The records:

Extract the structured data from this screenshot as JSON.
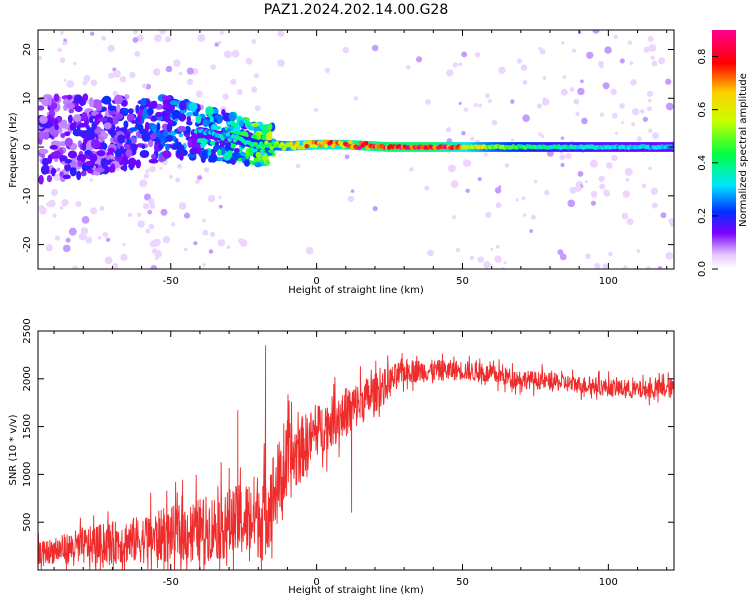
{
  "page": {
    "title": "PAZ1.2024.202.14.00.G28"
  },
  "chart_data": [
    {
      "type": "heatmap",
      "title": "",
      "xlabel": "Height of straight line (km)",
      "ylabel": "Frequency (Hz)",
      "xlim": [
        -95.5,
        122.5
      ],
      "ylim": [
        -25,
        24
      ],
      "xticks": [
        -50,
        0,
        50,
        100
      ],
      "yticks": [
        -20,
        -10,
        0,
        10,
        20
      ],
      "colorbar": {
        "label": "Normalized spectral amplitude",
        "range": [
          0.0,
          0.9
        ],
        "ticks": [
          0.0,
          0.2,
          0.4,
          0.6,
          0.8
        ],
        "colormap": [
          "#ffffff",
          "#e6c8ff",
          "#7a00ff",
          "#0030ff",
          "#00e6ff",
          "#00ff40",
          "#c8ff00",
          "#ffd000",
          "#ff0000",
          "#ff0090"
        ]
      },
      "ridge": [
        {
          "x": -90,
          "f": 2.0,
          "amp": 0.15
        },
        {
          "x": -70,
          "f": 2.5,
          "amp": 0.18
        },
        {
          "x": -50,
          "f": 4.0,
          "amp": 0.25
        },
        {
          "x": -40,
          "f": 3.0,
          "amp": 0.3
        },
        {
          "x": -30,
          "f": 2.0,
          "amp": 0.35
        },
        {
          "x": -20,
          "f": 0.5,
          "amp": 0.45
        },
        {
          "x": -10,
          "f": 0.2,
          "amp": 0.6
        },
        {
          "x": 0,
          "f": 0.5,
          "amp": 0.75
        },
        {
          "x": 10,
          "f": 0.5,
          "amp": 0.8
        },
        {
          "x": 25,
          "f": 0.0,
          "amp": 0.88
        },
        {
          "x": 40,
          "f": 0.0,
          "amp": 0.9
        },
        {
          "x": 60,
          "f": 0.0,
          "amp": 0.55
        },
        {
          "x": 80,
          "f": 0.0,
          "amp": 0.4
        },
        {
          "x": 100,
          "f": 0.0,
          "amp": 0.35
        },
        {
          "x": 122,
          "f": 0.0,
          "amp": 0.3
        }
      ],
      "colors": {
        "axis": "#000000"
      }
    },
    {
      "type": "line",
      "title": "",
      "xlabel": "Height of straight line (km)",
      "ylabel": "SNR (10 * v/v)",
      "xlim": [
        -95.5,
        122.5
      ],
      "ylim": [
        0,
        2500
      ],
      "xticks": [
        -50,
        0,
        50,
        100
      ],
      "yticks": [
        500,
        1000,
        1500,
        2000,
        2500
      ],
      "series": [
        {
          "color": "#ef2c2c",
          "envelope": [
            {
              "x": -95,
              "mean": 180,
              "spread": 160
            },
            {
              "x": -80,
              "mean": 250,
              "spread": 280
            },
            {
              "x": -60,
              "mean": 320,
              "spread": 360
            },
            {
              "x": -40,
              "mean": 420,
              "spread": 480
            },
            {
              "x": -25,
              "mean": 520,
              "spread": 560
            },
            {
              "x": -18,
              "mean": 600,
              "spread": 700
            },
            {
              "x": -10,
              "mean": 1100,
              "spread": 600
            },
            {
              "x": 0,
              "mean": 1450,
              "spread": 380
            },
            {
              "x": 10,
              "mean": 1650,
              "spread": 380
            },
            {
              "x": 20,
              "mean": 1850,
              "spread": 300
            },
            {
              "x": 30,
              "mean": 2080,
              "spread": 180
            },
            {
              "x": 50,
              "mean": 2090,
              "spread": 150
            },
            {
              "x": 70,
              "mean": 2000,
              "spread": 140
            },
            {
              "x": 90,
              "mean": 1940,
              "spread": 130
            },
            {
              "x": 110,
              "mean": 1880,
              "spread": 140
            },
            {
              "x": 122,
              "mean": 1900,
              "spread": 150
            }
          ],
          "spikes": [
            {
              "x": -17.5,
              "y": 2350
            },
            {
              "x": -18.5,
              "y": 100
            },
            {
              "x": -27,
              "y": 1670
            },
            {
              "x": 12,
              "y": 600
            }
          ]
        }
      ],
      "colors": {
        "axis": "#000000"
      }
    }
  ]
}
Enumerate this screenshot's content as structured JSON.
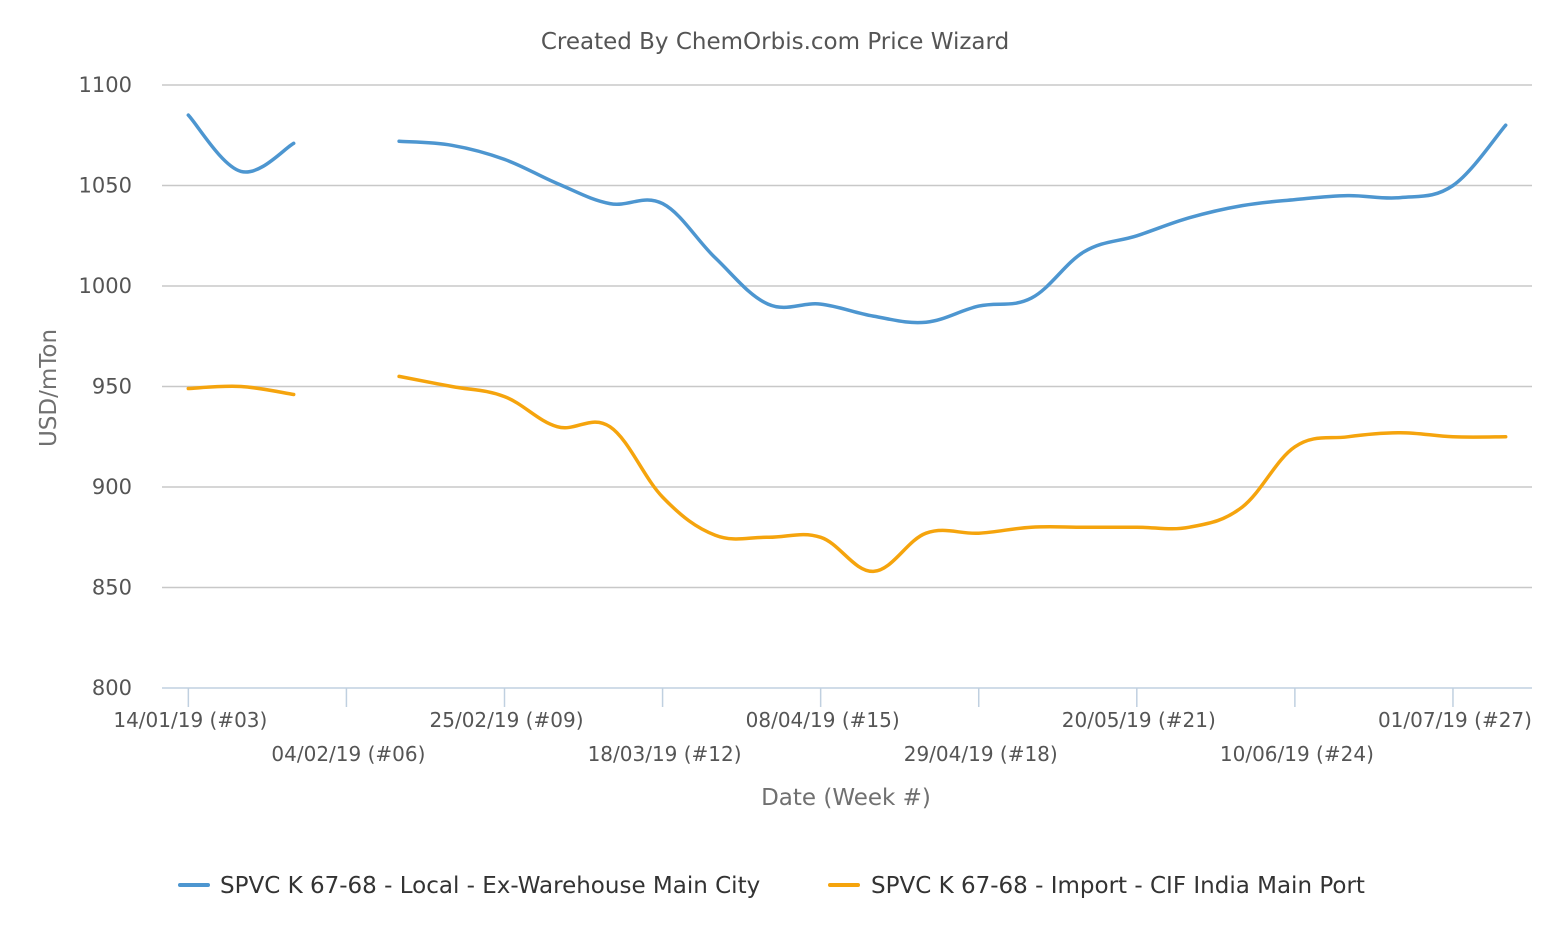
{
  "chart_data": {
    "type": "line",
    "title": "Created By ChemOrbis.com Price Wizard",
    "xlabel": "Date (Week #)",
    "ylabel": "USD/mTon",
    "ylim": [
      800,
      1100
    ],
    "yticks": [
      800,
      850,
      900,
      950,
      1000,
      1050,
      1100
    ],
    "grid": true,
    "legend_position": "bottom",
    "x_tick_labels": [
      "14/01/19 (#03)",
      "04/02/19 (#06)",
      "25/02/19 (#09)",
      "18/03/19 (#12)",
      "08/04/19 (#15)",
      "29/04/19 (#18)",
      "20/05/19 (#21)",
      "10/06/19 (#24)",
      "01/07/19 (#27)"
    ],
    "x_tick_weeks": [
      3,
      6,
      9,
      12,
      15,
      18,
      21,
      24,
      27
    ],
    "x_range_weeks": [
      2.5,
      28.5
    ],
    "series": [
      {
        "name": "SPVC K 67-68 - Local - Ex-Warehouse Main City",
        "color": "#4d96d0",
        "weeks": [
          3,
          4,
          5,
          null,
          7,
          8,
          9,
          10,
          11,
          12,
          13,
          14,
          15,
          16,
          17,
          18,
          19,
          20,
          21,
          22,
          23,
          24,
          25,
          26,
          27,
          28
        ],
        "values": [
          1085,
          1057,
          1071,
          null,
          1072,
          1070,
          1063,
          1051,
          1041,
          1041,
          1014,
          991,
          991,
          985,
          982,
          990,
          994,
          1017,
          1025,
          1034,
          1040,
          1043,
          1045,
          1044,
          1050,
          1080
        ]
      },
      {
        "name": "SPVC K 67-68 - Import - CIF India Main Port",
        "color": "#f5a40d",
        "weeks": [
          3,
          4,
          5,
          null,
          7,
          8,
          9,
          10,
          11,
          12,
          13,
          14,
          15,
          16,
          17,
          18,
          19,
          20,
          21,
          22,
          23,
          24,
          25,
          26,
          27,
          28
        ],
        "values": [
          949,
          950,
          946,
          null,
          955,
          950,
          945,
          930,
          930,
          895,
          876,
          875,
          875,
          858,
          877,
          877,
          880,
          880,
          880,
          880,
          890,
          920,
          925,
          927,
          925,
          925
        ]
      }
    ]
  }
}
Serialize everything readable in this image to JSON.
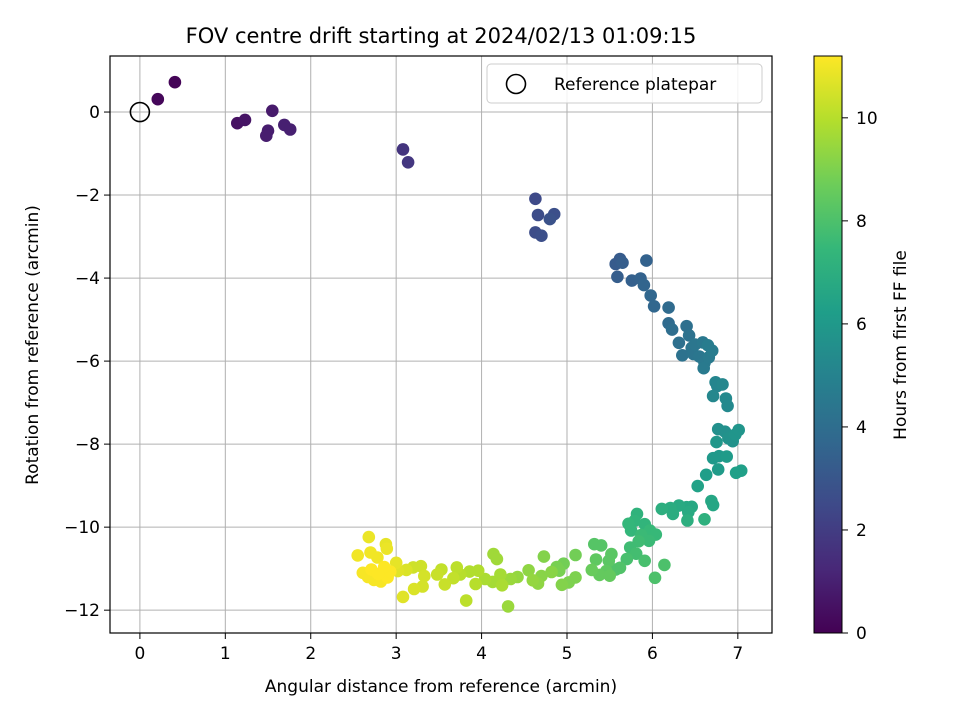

Short task:
Without the pictures, output the full listing exactly as it stands.

Result of the exercise:
Extract the structured data from this screenshot as JSON.
{
  "page": {
    "title": "PAZ1.2024.202.14.00.G28"
  },
  "chart_data": [
    {
      "type": "heatmap",
      "title": "",
      "xlabel": "Height of straight line (km)",
      "ylabel": "Frequency (Hz)",
      "xlim": [
        -95.5,
        122.5
      ],
      "ylim": [
        -25,
        24
      ],
      "xticks": [
        -50,
        0,
        50,
        100
      ],
      "yticks": [
        -20,
        -10,
        0,
        10,
        20
      ],
      "colorbar": {
        "label": "Normalized spectral amplitude",
        "range": [
          0.0,
          0.9
        ],
        "ticks": [
          0.0,
          0.2,
          0.4,
          0.6,
          0.8
        ],
        "colormap": [
          "#ffffff",
          "#e6c8ff",
          "#7a00ff",
          "#0030ff",
          "#00e6ff",
          "#00ff40",
          "#c8ff00",
          "#ffd000",
          "#ff0000",
          "#ff0090"
        ]
      },
      "ridge": [
        {
          "x": -90,
          "f": 2.0,
          "amp": 0.15
        },
        {
          "x": -70,
          "f": 2.5,
          "amp": 0.18
        },
        {
          "x": -50,
          "f": 4.0,
          "amp": 0.25
        },
        {
          "x": -40,
          "f": 3.0,
          "amp": 0.3
        },
        {
          "x": -30,
          "f": 2.0,
          "amp": 0.35
        },
        {
          "x": -20,
          "f": 0.5,
          "amp": 0.45
        },
        {
          "x": -10,
          "f": 0.2,
          "amp": 0.6
        },
        {
          "x": 0,
          "f": 0.5,
          "amp": 0.75
        },
        {
          "x": 10,
          "f": 0.5,
          "amp": 0.8
        },
        {
          "x": 25,
          "f": 0.0,
          "amp": 0.88
        },
        {
          "x": 40,
          "f": 0.0,
          "amp": 0.9
        },
        {
          "x": 60,
          "f": 0.0,
          "amp": 0.55
        },
        {
          "x": 80,
          "f": 0.0,
          "amp": 0.4
        },
        {
          "x": 100,
          "f": 0.0,
          "amp": 0.35
        },
        {
          "x": 122,
          "f": 0.0,
          "amp": 0.3
        }
      ],
      "colors": {
        "axis": "#000000"
      }
    },
    {
      "type": "line",
      "title": "",
      "xlabel": "Height of straight line (km)",
      "ylabel": "SNR (10 * v/v)",
      "xlim": [
        -95.5,
        122.5
      ],
      "ylim": [
        0,
        2500
      ],
      "xticks": [
        -50,
        0,
        50,
        100
      ],
      "yticks": [
        500,
        1000,
        1500,
        2000,
        2500
      ],
      "series": [
        {
          "color": "#ef2c2c",
          "envelope": [
            {
              "x": -95,
              "mean": 180,
              "spread": 160
            },
            {
              "x": -80,
              "mean": 250,
              "spread": 280
            },
            {
              "x": -60,
              "mean": 320,
              "spread": 360
            },
            {
              "x": -40,
              "mean": 420,
              "spread": 480
            },
            {
              "x": -25,
              "mean": 520,
              "spread": 560
            },
            {
              "x": -18,
              "mean": 600,
              "spread": 700
            },
            {
              "x": -10,
              "mean": 1100,
              "spread": 600
            },
            {
              "x": 0,
              "mean": 1450,
              "spread": 380
            },
            {
              "x": 10,
              "mean": 1650,
              "spread": 380
            },
            {
              "x": 20,
              "mean": 1850,
              "spread": 300
            },
            {
              "x": 30,
              "mean": 2080,
              "spread": 180
            },
            {
              "x": 50,
              "mean": 2090,
              "spread": 150
            },
            {
              "x": 70,
              "mean": 2000,
              "spread": 140
            },
            {
              "x": 90,
              "mean": 1940,
              "spread": 130
            },
            {
              "x": 110,
              "mean": 1880,
              "spread": 140
            },
            {
              "x": 122,
              "mean": 1900,
              "spread": 150
            }
          ],
          "spikes": [
            {
              "x": -17.5,
              "y": 2350
            },
            {
              "x": -18.5,
              "y": 100
            },
            {
              "x": -27,
              "y": 1670
            },
            {
              "x": 12,
              "y": 600
            }
          ]
        }
      ],
      "colors": {
        "axis": "#000000"
      }
    }
  ]
}
Enumerate this screenshot's content as structured JSON.
{
  "chart_data": {
    "type": "line",
    "title": "Created By ChemOrbis.com Price Wizard",
    "xlabel": "Date (Week #)",
    "ylabel": "USD/mTon",
    "ylim": [
      800,
      1100
    ],
    "yticks": [
      800,
      850,
      900,
      950,
      1000,
      1050,
      1100
    ],
    "grid": true,
    "legend_position": "bottom",
    "x_tick_labels": [
      "14/01/19 (#03)",
      "04/02/19 (#06)",
      "25/02/19 (#09)",
      "18/03/19 (#12)",
      "08/04/19 (#15)",
      "29/04/19 (#18)",
      "20/05/19 (#21)",
      "10/06/19 (#24)",
      "01/07/19 (#27)"
    ],
    "x_tick_weeks": [
      3,
      6,
      9,
      12,
      15,
      18,
      21,
      24,
      27
    ],
    "x_range_weeks": [
      2.5,
      28.5
    ],
    "series": [
      {
        "name": "SPVC K 67-68 - Local - Ex-Warehouse Main City",
        "color": "#4d96d0",
        "weeks": [
          3,
          4,
          5,
          null,
          7,
          8,
          9,
          10,
          11,
          12,
          13,
          14,
          15,
          16,
          17,
          18,
          19,
          20,
          21,
          22,
          23,
          24,
          25,
          26,
          27,
          28
        ],
        "values": [
          1085,
          1057,
          1071,
          null,
          1072,
          1070,
          1063,
          1051,
          1041,
          1041,
          1014,
          991,
          991,
          985,
          982,
          990,
          994,
          1017,
          1025,
          1034,
          1040,
          1043,
          1045,
          1044,
          1050,
          1080
        ]
      },
      {
        "name": "SPVC K 67-68 - Import - CIF India Main Port",
        "color": "#f5a40d",
        "weeks": [
          3,
          4,
          5,
          null,
          7,
          8,
          9,
          10,
          11,
          12,
          13,
          14,
          15,
          16,
          17,
          18,
          19,
          20,
          21,
          22,
          23,
          24,
          25,
          26,
          27,
          28
        ],
        "values": [
          949,
          950,
          946,
          null,
          955,
          950,
          945,
          930,
          930,
          895,
          876,
          875,
          875,
          858,
          877,
          877,
          880,
          880,
          880,
          880,
          890,
          920,
          925,
          927,
          925,
          925
        ]
      }
    ]
  }
}
Serialize everything readable in this image to JSON.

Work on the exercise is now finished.